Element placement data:
(begin)
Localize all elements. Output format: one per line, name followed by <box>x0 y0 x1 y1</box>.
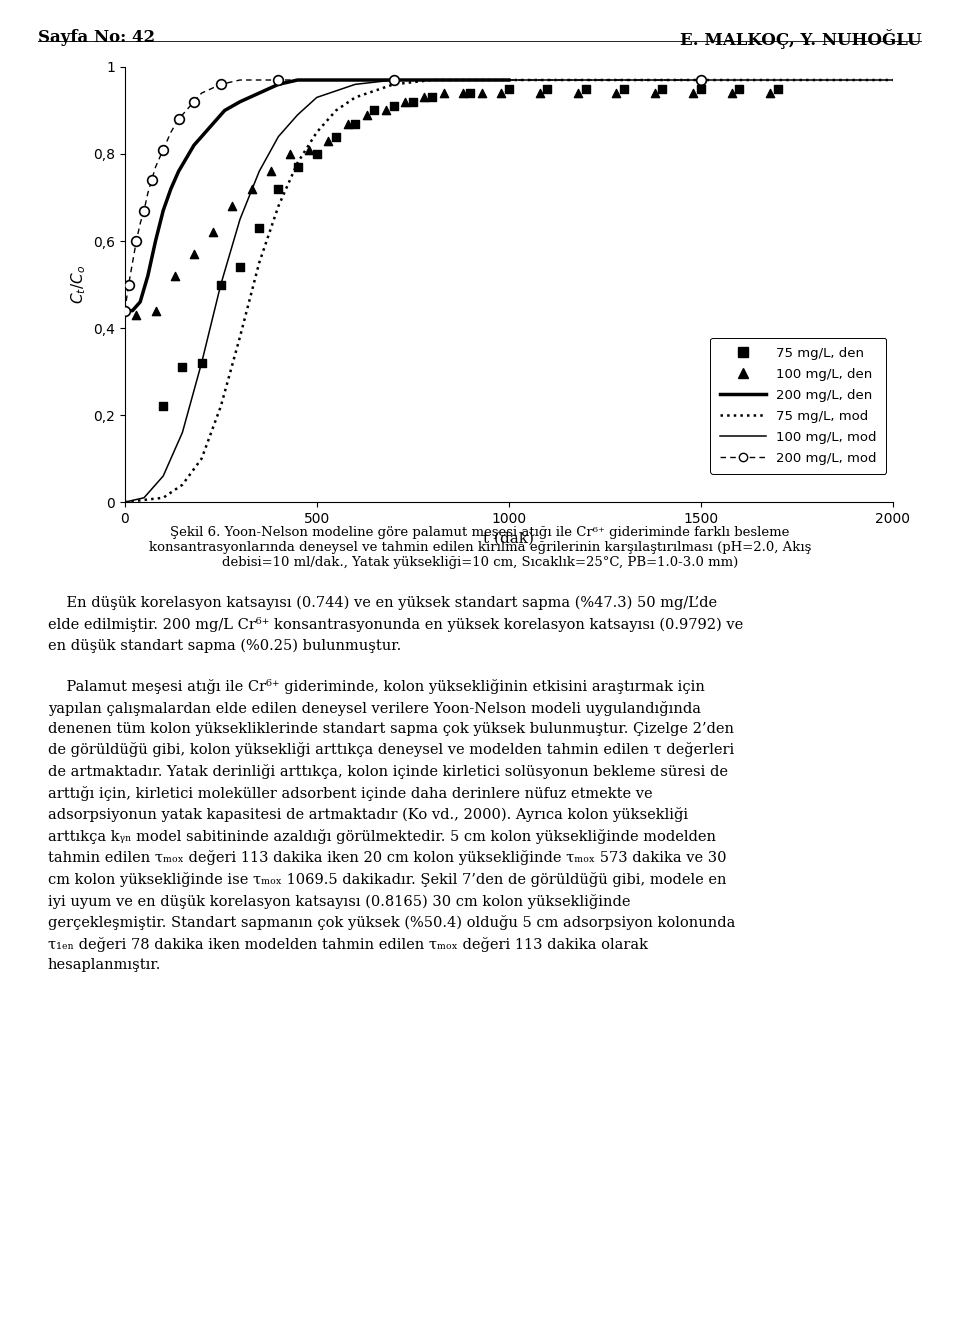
Text: En düşük korelasyon katsayısı (0.744) ve en yüksek standart sapma (%47.3) 50 mg/: En düşük korelasyon katsayısı (0.744) ve… <box>48 596 743 972</box>
Point <box>616 78 632 99</box>
Y-axis label: $C_t/C_o$: $C_t/C_o$ <box>69 265 87 304</box>
Point <box>213 273 228 295</box>
Point <box>194 352 209 374</box>
Point <box>290 157 305 178</box>
Point <box>397 91 413 112</box>
Point <box>129 304 144 325</box>
Point <box>156 396 171 418</box>
Point <box>655 78 670 99</box>
Point <box>321 130 336 151</box>
Point <box>301 139 317 161</box>
Point <box>309 143 324 165</box>
Point <box>647 83 662 104</box>
Point <box>405 91 420 112</box>
Point <box>148 300 163 321</box>
X-axis label: t (dak): t (dak) <box>483 532 535 545</box>
Point <box>436 83 451 104</box>
Point <box>424 87 440 108</box>
Point <box>328 126 344 147</box>
Point <box>340 112 355 134</box>
Point <box>167 265 182 287</box>
Point <box>205 221 221 242</box>
Point <box>282 143 298 165</box>
Point <box>685 83 701 104</box>
Point <box>762 83 778 104</box>
Point <box>463 83 478 104</box>
Text: Şekil 6. Yoon-Nelson modeline göre palamut meşesi atığı ile Cr⁶⁺ gideriminde far: Şekil 6. Yoon-Nelson modeline göre palam… <box>149 526 811 569</box>
Point <box>732 78 747 99</box>
Point <box>474 83 490 104</box>
Point <box>378 99 394 121</box>
Point <box>693 78 708 99</box>
Point <box>263 161 278 182</box>
Legend: 75 mg/L, den, 100 mg/L, den, 200 mg/L, den, 75 mg/L, mod, 100 mg/L, mod, 200 mg/: 75 mg/L, den, 100 mg/L, den, 200 mg/L, d… <box>710 337 886 474</box>
Point <box>501 78 516 99</box>
Point <box>540 78 555 99</box>
Point <box>186 244 202 265</box>
Point <box>609 83 624 104</box>
Text: E. MALKOÇ, Y. NUHOĞLU: E. MALKOÇ, Y. NUHOĞLU <box>680 29 922 50</box>
Point <box>578 78 593 99</box>
Point <box>244 178 259 200</box>
Point <box>455 83 470 104</box>
Point <box>493 83 509 104</box>
Point <box>417 87 432 108</box>
Text: Sayfa No: 42: Sayfa No: 42 <box>38 29 156 47</box>
Point <box>570 83 586 104</box>
Point <box>271 178 286 200</box>
Point <box>724 83 739 104</box>
Point <box>348 112 363 134</box>
Point <box>175 356 190 378</box>
Point <box>532 83 547 104</box>
Point <box>252 217 267 238</box>
Point <box>225 195 240 217</box>
Point <box>232 256 248 277</box>
Point <box>386 95 401 116</box>
Point <box>367 99 382 121</box>
Point <box>359 104 374 126</box>
Point <box>770 78 785 99</box>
(end)
EXERCISE TASK: Copy out every line of the records above word for word, but leave the pictures out.

TASK OUTPUT:
Localize all elements. Output format: one per line, name followed by <box>x0 y0 x1 y1</box>.
Text: En düşük korelasyon katsayısı (0.744) ve en yüksek standart sapma (%47.3) 50 mg/: En düşük korelasyon katsayısı (0.744) ve… <box>48 596 743 972</box>
Point <box>616 78 632 99</box>
Y-axis label: $C_t/C_o$: $C_t/C_o$ <box>69 265 87 304</box>
Point <box>213 273 228 295</box>
Point <box>194 352 209 374</box>
Point <box>290 157 305 178</box>
Point <box>397 91 413 112</box>
Point <box>129 304 144 325</box>
Point <box>156 396 171 418</box>
Point <box>655 78 670 99</box>
Point <box>321 130 336 151</box>
Point <box>301 139 317 161</box>
Point <box>309 143 324 165</box>
Point <box>647 83 662 104</box>
Point <box>405 91 420 112</box>
Point <box>148 300 163 321</box>
X-axis label: t (dak): t (dak) <box>483 532 535 545</box>
Point <box>436 83 451 104</box>
Point <box>424 87 440 108</box>
Point <box>328 126 344 147</box>
Point <box>340 112 355 134</box>
Point <box>167 265 182 287</box>
Point <box>205 221 221 242</box>
Point <box>282 143 298 165</box>
Point <box>685 83 701 104</box>
Point <box>762 83 778 104</box>
Point <box>463 83 478 104</box>
Text: Şekil 6. Yoon-Nelson modeline göre palamut meşesi atığı ile Cr⁶⁺ gideriminde far: Şekil 6. Yoon-Nelson modeline göre palam… <box>149 526 811 569</box>
Point <box>732 78 747 99</box>
Point <box>474 83 490 104</box>
Point <box>378 99 394 121</box>
Point <box>693 78 708 99</box>
Point <box>263 161 278 182</box>
Legend: 75 mg/L, den, 100 mg/L, den, 200 mg/L, den, 75 mg/L, mod, 100 mg/L, mod, 200 mg/: 75 mg/L, den, 100 mg/L, den, 200 mg/L, d… <box>710 337 886 474</box>
Point <box>501 78 516 99</box>
Point <box>540 78 555 99</box>
Point <box>186 244 202 265</box>
Point <box>609 83 624 104</box>
Text: E. MALKOÇ, Y. NUHOĞLU: E. MALKOÇ, Y. NUHOĞLU <box>680 29 922 50</box>
Point <box>578 78 593 99</box>
Point <box>244 178 259 200</box>
Point <box>455 83 470 104</box>
Point <box>493 83 509 104</box>
Point <box>417 87 432 108</box>
Text: Sayfa No: 42: Sayfa No: 42 <box>38 29 156 47</box>
Point <box>570 83 586 104</box>
Point <box>271 178 286 200</box>
Point <box>724 83 739 104</box>
Point <box>348 112 363 134</box>
Point <box>175 356 190 378</box>
Point <box>532 83 547 104</box>
Point <box>252 217 267 238</box>
Point <box>225 195 240 217</box>
Point <box>232 256 248 277</box>
Point <box>386 95 401 116</box>
Point <box>367 99 382 121</box>
Point <box>359 104 374 126</box>
Point <box>770 78 785 99</box>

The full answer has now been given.